#### [Required work]
Give the number of lines that include the word "Public", and nothing else.

_____

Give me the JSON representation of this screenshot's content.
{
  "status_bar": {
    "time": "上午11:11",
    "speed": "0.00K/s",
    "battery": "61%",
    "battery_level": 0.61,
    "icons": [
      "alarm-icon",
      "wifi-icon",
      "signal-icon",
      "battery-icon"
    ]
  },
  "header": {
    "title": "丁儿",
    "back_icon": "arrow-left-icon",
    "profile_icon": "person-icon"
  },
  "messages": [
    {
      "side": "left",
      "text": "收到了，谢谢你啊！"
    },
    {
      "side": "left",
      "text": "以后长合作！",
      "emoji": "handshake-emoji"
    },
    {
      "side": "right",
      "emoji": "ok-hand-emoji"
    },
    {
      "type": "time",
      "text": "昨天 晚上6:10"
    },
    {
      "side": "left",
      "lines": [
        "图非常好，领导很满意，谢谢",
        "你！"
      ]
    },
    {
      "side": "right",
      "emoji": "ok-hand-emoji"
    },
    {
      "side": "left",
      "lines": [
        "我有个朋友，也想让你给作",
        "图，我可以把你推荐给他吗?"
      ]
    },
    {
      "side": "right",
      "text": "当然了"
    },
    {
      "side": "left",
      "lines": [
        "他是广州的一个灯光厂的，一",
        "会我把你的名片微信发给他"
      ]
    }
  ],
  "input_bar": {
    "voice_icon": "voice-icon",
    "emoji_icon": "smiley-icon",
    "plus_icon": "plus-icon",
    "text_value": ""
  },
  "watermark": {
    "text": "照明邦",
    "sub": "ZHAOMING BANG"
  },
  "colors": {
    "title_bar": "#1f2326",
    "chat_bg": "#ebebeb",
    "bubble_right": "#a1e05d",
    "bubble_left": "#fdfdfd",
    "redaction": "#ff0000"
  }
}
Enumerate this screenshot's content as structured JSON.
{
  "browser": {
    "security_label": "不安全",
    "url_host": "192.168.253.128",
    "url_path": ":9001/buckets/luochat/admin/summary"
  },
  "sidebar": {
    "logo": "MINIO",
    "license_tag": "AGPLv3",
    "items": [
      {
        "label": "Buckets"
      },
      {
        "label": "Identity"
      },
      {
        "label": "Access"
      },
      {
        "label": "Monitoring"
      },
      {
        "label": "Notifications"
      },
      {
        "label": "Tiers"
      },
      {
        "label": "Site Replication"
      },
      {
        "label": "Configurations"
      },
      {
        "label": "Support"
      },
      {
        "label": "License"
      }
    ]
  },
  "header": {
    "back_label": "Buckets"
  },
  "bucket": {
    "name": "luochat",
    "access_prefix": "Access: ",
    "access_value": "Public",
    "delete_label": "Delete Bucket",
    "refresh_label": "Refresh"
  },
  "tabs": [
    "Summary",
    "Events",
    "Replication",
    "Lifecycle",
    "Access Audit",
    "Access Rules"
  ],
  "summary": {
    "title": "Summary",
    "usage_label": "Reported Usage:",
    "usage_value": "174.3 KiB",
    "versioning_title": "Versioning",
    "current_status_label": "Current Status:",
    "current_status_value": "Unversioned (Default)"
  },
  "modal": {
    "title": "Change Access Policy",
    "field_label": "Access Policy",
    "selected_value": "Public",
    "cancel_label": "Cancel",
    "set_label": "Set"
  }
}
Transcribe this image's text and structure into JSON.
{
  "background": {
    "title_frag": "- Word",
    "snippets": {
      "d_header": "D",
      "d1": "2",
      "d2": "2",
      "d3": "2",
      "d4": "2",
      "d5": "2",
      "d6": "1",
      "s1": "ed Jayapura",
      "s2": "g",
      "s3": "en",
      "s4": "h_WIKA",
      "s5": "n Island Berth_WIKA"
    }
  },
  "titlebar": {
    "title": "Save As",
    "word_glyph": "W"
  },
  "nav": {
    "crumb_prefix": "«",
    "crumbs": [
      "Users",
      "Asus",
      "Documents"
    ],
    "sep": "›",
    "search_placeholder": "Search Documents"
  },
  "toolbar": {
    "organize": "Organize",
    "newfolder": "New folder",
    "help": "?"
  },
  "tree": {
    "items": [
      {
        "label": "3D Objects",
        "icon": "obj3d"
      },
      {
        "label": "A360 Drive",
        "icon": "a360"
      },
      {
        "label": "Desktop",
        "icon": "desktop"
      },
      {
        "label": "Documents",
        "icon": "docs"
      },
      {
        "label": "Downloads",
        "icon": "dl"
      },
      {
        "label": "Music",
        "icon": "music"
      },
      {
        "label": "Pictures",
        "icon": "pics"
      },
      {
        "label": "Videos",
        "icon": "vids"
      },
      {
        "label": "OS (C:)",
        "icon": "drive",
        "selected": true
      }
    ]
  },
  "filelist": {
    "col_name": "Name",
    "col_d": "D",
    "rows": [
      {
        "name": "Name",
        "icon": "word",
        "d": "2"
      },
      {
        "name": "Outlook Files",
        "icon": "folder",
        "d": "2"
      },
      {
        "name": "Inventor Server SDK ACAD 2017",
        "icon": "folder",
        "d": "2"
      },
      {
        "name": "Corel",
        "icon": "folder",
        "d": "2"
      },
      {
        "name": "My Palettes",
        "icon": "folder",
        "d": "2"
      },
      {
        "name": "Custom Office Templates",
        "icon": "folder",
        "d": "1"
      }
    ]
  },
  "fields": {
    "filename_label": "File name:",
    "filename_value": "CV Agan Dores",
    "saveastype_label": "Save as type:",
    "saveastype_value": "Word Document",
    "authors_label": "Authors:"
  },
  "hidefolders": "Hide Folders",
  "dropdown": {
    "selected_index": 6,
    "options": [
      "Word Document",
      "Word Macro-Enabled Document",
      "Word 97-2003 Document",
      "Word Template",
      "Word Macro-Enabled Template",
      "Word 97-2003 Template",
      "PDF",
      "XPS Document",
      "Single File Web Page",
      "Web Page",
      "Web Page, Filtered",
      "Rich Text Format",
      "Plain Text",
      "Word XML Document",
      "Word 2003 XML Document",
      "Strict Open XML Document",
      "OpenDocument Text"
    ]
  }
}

_____

#### [Exercise answer]
2